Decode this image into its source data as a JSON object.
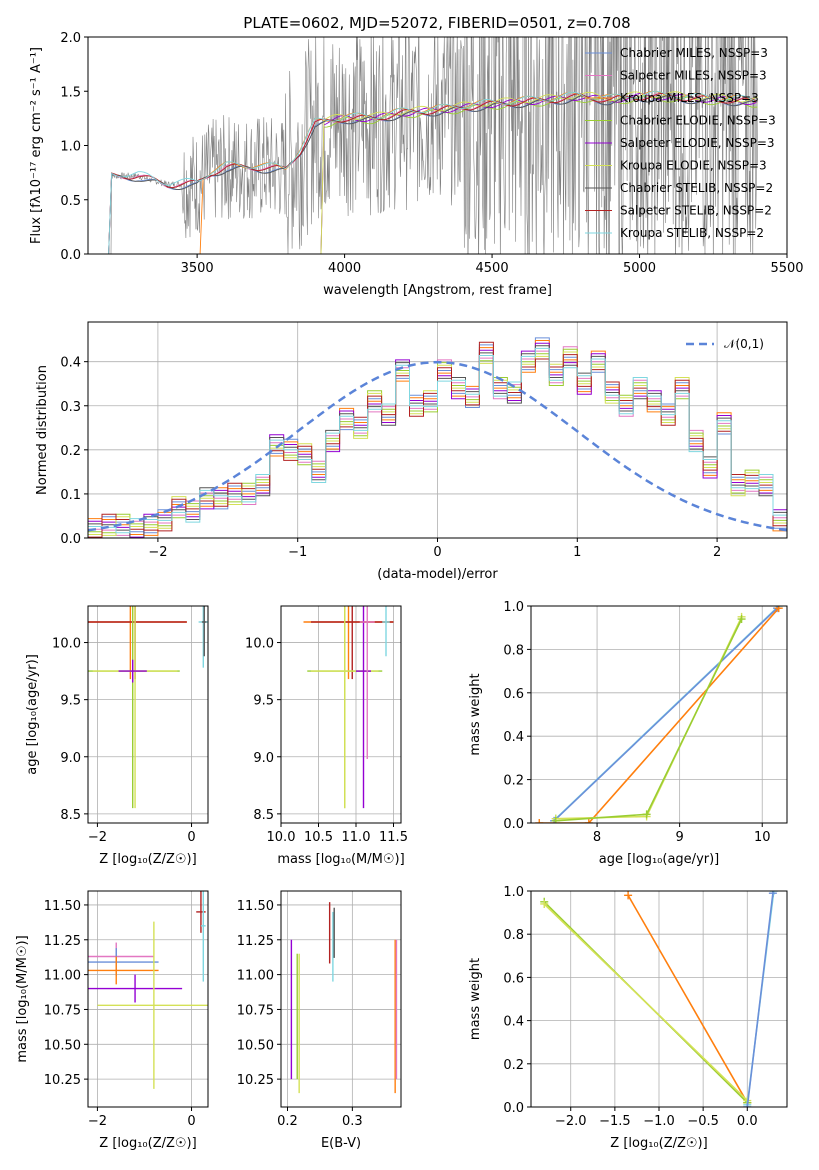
{
  "figure": {
    "title": "PLATE=0602, MJD=52072, FIBERID=0501, z=0.708"
  },
  "chart_data": [
    {
      "id": "spectrum",
      "type": "line",
      "xlabel": "wavelength [Angstrom, rest frame]",
      "ylabel": "Flux [fλ10⁻¹⁷ erg cm⁻² s⁻¹ A⁻¹]",
      "xlim": [
        3130,
        5500
      ],
      "ylim": [
        0.0,
        2.0
      ],
      "xticks": [
        3500,
        4000,
        4500,
        5000,
        5500
      ],
      "yticks": [
        0.0,
        0.5,
        1.0,
        1.5,
        2.0
      ],
      "legend_position": "top-right",
      "series": [
        {
          "name": "Chabrier MILES, NSSP=3",
          "color": "#6a8fd9"
        },
        {
          "name": "Salpeter MILES, NSSP=3",
          "color": "#e377c2"
        },
        {
          "name": "Kroupa MILES, NSSP=3",
          "color": "#ff7f0e"
        },
        {
          "name": "Chabrier ELODIE, NSSP=3",
          "color": "#9acd32"
        },
        {
          "name": "Salpeter ELODIE, NSSP=3",
          "color": "#9400d3"
        },
        {
          "name": "Kroupa ELODIE, NSSP=3",
          "color": "#d4e157"
        },
        {
          "name": "Chabrier STELIB, NSSP=2",
          "color": "#555555"
        },
        {
          "name": "Salpeter STELIB, NSSP=2",
          "color": "#b22222"
        },
        {
          "name": "Kroupa STELIB, NSSP=2",
          "color": "#7fd7e0"
        }
      ],
      "data_color": "#808080",
      "model_points": [
        [
          3200,
          0.0
        ],
        [
          3210,
          0.72
        ],
        [
          3300,
          0.72
        ],
        [
          3400,
          0.64
        ],
        [
          3500,
          0.65
        ],
        [
          3550,
          0.75
        ],
        [
          3600,
          0.8
        ],
        [
          3700,
          0.8
        ],
        [
          3800,
          0.78
        ],
        [
          3850,
          0.95
        ],
        [
          3900,
          1.2
        ],
        [
          4000,
          1.25
        ],
        [
          4100,
          1.25
        ],
        [
          4200,
          1.3
        ],
        [
          4300,
          1.32
        ],
        [
          4400,
          1.35
        ],
        [
          4500,
          1.38
        ],
        [
          4600,
          1.4
        ],
        [
          4700,
          1.42
        ],
        [
          4800,
          1.45
        ],
        [
          4900,
          1.42
        ],
        [
          5000,
          1.45
        ],
        [
          5100,
          1.45
        ],
        [
          5200,
          1.43
        ],
        [
          5300,
          1.42
        ],
        [
          5400,
          1.4
        ]
      ]
    },
    {
      "id": "residuals",
      "type": "line",
      "xlabel": "(data-model)/error",
      "ylabel": "Normed distribution",
      "xlim": [
        -2.5,
        2.5
      ],
      "ylim": [
        0.0,
        0.49
      ],
      "xticks": [
        -2,
        -1,
        0,
        1,
        2
      ],
      "yticks": [
        0.0,
        0.1,
        0.2,
        0.3,
        0.4
      ],
      "legend": "𝒩(0,1)",
      "legend_position": "top-right",
      "gauss_color": "#5b84d8",
      "hist_bin_start": -2.5,
      "hist_bin_width": 0.1,
      "hist_values": [
        0.02,
        0.03,
        0.03,
        0.02,
        0.03,
        0.04,
        0.07,
        0.06,
        0.09,
        0.09,
        0.1,
        0.1,
        0.12,
        0.21,
        0.2,
        0.19,
        0.15,
        0.22,
        0.27,
        0.25,
        0.31,
        0.28,
        0.38,
        0.3,
        0.31,
        0.38,
        0.34,
        0.32,
        0.42,
        0.34,
        0.33,
        0.4,
        0.43,
        0.37,
        0.41,
        0.35,
        0.4,
        0.33,
        0.3,
        0.34,
        0.31,
        0.28,
        0.34,
        0.22,
        0.16,
        0.26,
        0.12,
        0.13,
        0.12,
        0.04
      ],
      "hist_series_colors": [
        "#6a8fd9",
        "#e377c2",
        "#ff7f0e",
        "#9acd32",
        "#9400d3",
        "#d4e157",
        "#555555",
        "#b22222",
        "#7fd7e0"
      ]
    },
    {
      "id": "age-vs-Z",
      "type": "scatter",
      "xlabel": "Z [log₁₀(Z/Z☉)]",
      "ylabel": "age  [log₁₀(age/yr)]",
      "xlim": [
        -2.2,
        0.35
      ],
      "ylim": [
        8.42,
        10.32
      ],
      "xticks": [
        -2,
        0
      ],
      "yticks": [
        8.5,
        9.0,
        9.5,
        10.0
      ],
      "points": [
        {
          "x": -1.3,
          "y": 10.18,
          "xerr": 1.2,
          "yerr": 0.5,
          "color": "#ff7f0e"
        },
        {
          "x": -1.2,
          "y": 10.18,
          "xerr": 1.1,
          "yerr": 0.5,
          "color": "#b22222"
        },
        {
          "x": -1.25,
          "y": 9.75,
          "xerr": 1.0,
          "yerr": 1.2,
          "color": "#9acd32"
        },
        {
          "x": -1.2,
          "y": 9.75,
          "xerr": 0.9,
          "yerr": 1.2,
          "color": "#d4e157"
        },
        {
          "x": -1.25,
          "y": 9.75,
          "xerr": 0.3,
          "yerr": 0.1,
          "color": "#9400d3"
        },
        {
          "x": 0.25,
          "y": 10.18,
          "xerr": 0.1,
          "yerr": 0.4,
          "color": "#7fd7e0"
        },
        {
          "x": 0.27,
          "y": 10.18,
          "xerr": 0.05,
          "yerr": 0.3,
          "color": "#555555"
        }
      ]
    },
    {
      "id": "age-vs-mass",
      "type": "scatter",
      "xlabel": "mass [log₁₀(M/M☉)]",
      "ylabel": "",
      "xlim": [
        10.0,
        11.6
      ],
      "ylim": [
        8.42,
        10.32
      ],
      "xticks": [
        10.0,
        10.5,
        11.0,
        11.5
      ],
      "yticks": [
        8.5,
        9.0,
        9.5,
        10.0
      ],
      "points": [
        {
          "x": 10.9,
          "y": 10.18,
          "xerr": 0.6,
          "yerr": 0.5,
          "color": "#ff7f0e"
        },
        {
          "x": 10.95,
          "y": 10.18,
          "xerr": 0.55,
          "yerr": 0.5,
          "color": "#b22222"
        },
        {
          "x": 10.85,
          "y": 9.75,
          "xerr": 0.5,
          "yerr": 1.2,
          "color": "#9acd32"
        },
        {
          "x": 10.85,
          "y": 9.75,
          "xerr": 0.45,
          "yerr": 1.2,
          "color": "#d4e157"
        },
        {
          "x": 11.1,
          "y": 9.75,
          "xerr": 0.1,
          "yerr": 1.2,
          "color": "#9400d3"
        },
        {
          "x": 11.15,
          "y": 10.18,
          "xerr": 0.1,
          "yerr": 1.2,
          "color": "#e377c2"
        },
        {
          "x": 11.4,
          "y": 10.18,
          "xerr": 0.05,
          "yerr": 0.3,
          "color": "#7fd7e0"
        }
      ]
    },
    {
      "id": "weight-vs-age",
      "type": "line",
      "xlabel": "age  [log₁₀(age/yr)]",
      "ylabel": "mass weight",
      "xlim": [
        7.2,
        10.3
      ],
      "ylim": [
        0.0,
        1.0
      ],
      "xticks": [
        8,
        9,
        10
      ],
      "yticks": [
        0.0,
        0.2,
        0.4,
        0.6,
        0.8,
        1.0
      ],
      "series": [
        {
          "color": "#7fd7e0",
          "points": [
            [
              7.5,
              0.02
            ],
            [
              10.2,
              1.0
            ]
          ]
        },
        {
          "color": "#6a8fd9",
          "points": [
            [
              7.48,
              0.01
            ],
            [
              10.18,
              0.99
            ]
          ]
        },
        {
          "color": "#ff7f0e",
          "points": [
            [
              7.3,
              0.0
            ],
            [
              7.9,
              0.0
            ],
            [
              10.2,
              0.99
            ]
          ]
        },
        {
          "color": "#d4e157",
          "points": [
            [
              7.5,
              0.02
            ],
            [
              8.6,
              0.03
            ],
            [
              9.75,
              0.95
            ]
          ]
        },
        {
          "color": "#9acd32",
          "points": [
            [
              7.5,
              0.01
            ],
            [
              8.6,
              0.04
            ],
            [
              9.75,
              0.94
            ]
          ]
        }
      ]
    },
    {
      "id": "mass-vs-Z",
      "type": "scatter",
      "xlabel": "Z [log₁₀(Z/Z☉)]",
      "ylabel": "mass [log₁₀(M/M☉)]",
      "xlim": [
        -2.2,
        0.35
      ],
      "ylim": [
        10.05,
        11.6
      ],
      "xticks": [
        -2,
        0
      ],
      "yticks": [
        10.25,
        10.5,
        10.75,
        11.0,
        11.25,
        11.5
      ],
      "points": [
        {
          "x": -1.6,
          "y": 11.13,
          "xerr": 0.8,
          "yerr": 0.1,
          "color": "#e377c2"
        },
        {
          "x": -1.6,
          "y": 11.09,
          "xerr": 0.9,
          "yerr": 0.1,
          "color": "#6a8fd9"
        },
        {
          "x": -1.6,
          "y": 11.03,
          "xerr": 0.9,
          "yerr": 0.1,
          "color": "#ff7f0e"
        },
        {
          "x": -1.2,
          "y": 10.9,
          "xerr": 1.0,
          "yerr": 0.1,
          "color": "#9400d3"
        },
        {
          "x": -0.8,
          "y": 10.78,
          "xerr": 1.2,
          "yerr": 0.6,
          "color": "#d4e157"
        },
        {
          "x": 0.2,
          "y": 11.45,
          "xerr": 0.1,
          "yerr": 0.15,
          "color": "#b22222"
        },
        {
          "x": 0.25,
          "y": 11.35,
          "xerr": 0.05,
          "yerr": 0.4,
          "color": "#7fd7e0"
        }
      ]
    },
    {
      "id": "mass-vs-ebv",
      "type": "scatter",
      "xlabel": "E(B-V)",
      "ylabel": "",
      "xlim": [
        0.19,
        0.375
      ],
      "ylim": [
        10.05,
        11.6
      ],
      "xticks": [
        0.2,
        0.3
      ],
      "yticks": [
        10.25,
        10.5,
        10.75,
        11.0,
        11.25,
        11.5
      ],
      "points": [
        {
          "x": 0.206,
          "y": 10.75,
          "yerr": 0.5,
          "color": "#9400d3"
        },
        {
          "x": 0.215,
          "y": 10.7,
          "yerr": 0.45,
          "color": "#9acd32"
        },
        {
          "x": 0.218,
          "y": 10.65,
          "yerr": 0.5,
          "color": "#d4e157"
        },
        {
          "x": 0.265,
          "y": 11.3,
          "yerr": 0.22,
          "color": "#b22222"
        },
        {
          "x": 0.27,
          "y": 11.2,
          "yerr": 0.25,
          "color": "#7fd7e0"
        },
        {
          "x": 0.272,
          "y": 11.3,
          "yerr": 0.18,
          "color": "#555555"
        },
        {
          "x": 0.366,
          "y": 10.7,
          "yerr": 0.55,
          "color": "#ff7f0e"
        },
        {
          "x": 0.368,
          "y": 10.75,
          "yerr": 0.5,
          "color": "#e377c2"
        }
      ]
    },
    {
      "id": "weight-vs-Z",
      "type": "line",
      "xlabel": "Z [log₁₀(Z/Z☉)]",
      "ylabel": "mass weight",
      "xlim": [
        -2.45,
        0.45
      ],
      "ylim": [
        0.0,
        1.0
      ],
      "xticks": [
        -2.0,
        -1.5,
        -1.0,
        -0.5,
        0.0
      ],
      "yticks": [
        0.0,
        0.2,
        0.4,
        0.6,
        0.8,
        1.0
      ],
      "series": [
        {
          "color": "#ff7f0e",
          "points": [
            [
              -1.35,
              0.98
            ],
            [
              0.0,
              0.02
            ]
          ]
        },
        {
          "color": "#9acd32",
          "points": [
            [
              -2.3,
              0.95
            ],
            [
              0.0,
              0.02
            ]
          ]
        },
        {
          "color": "#d4e157",
          "points": [
            [
              -2.3,
              0.94
            ],
            [
              0.0,
              0.03
            ]
          ]
        },
        {
          "color": "#7fd7e0",
          "points": [
            [
              0.0,
              0.01
            ],
            [
              0.3,
              1.0
            ]
          ]
        },
        {
          "color": "#6a8fd9",
          "points": [
            [
              0.0,
              0.0
            ],
            [
              0.29,
              0.99
            ]
          ]
        }
      ]
    }
  ]
}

◆ ◆ ◆ ◆ ◆ ◆ ◆

Aim = Gather every line containing the word "Kroupa" and copy it.

Expected answer =
          "name": "Kroupa MILES, NSSP=3",
          "name": "Kroupa ELODIE, NSSP=3",
          "name": "Kroupa STELIB, NSSP=2",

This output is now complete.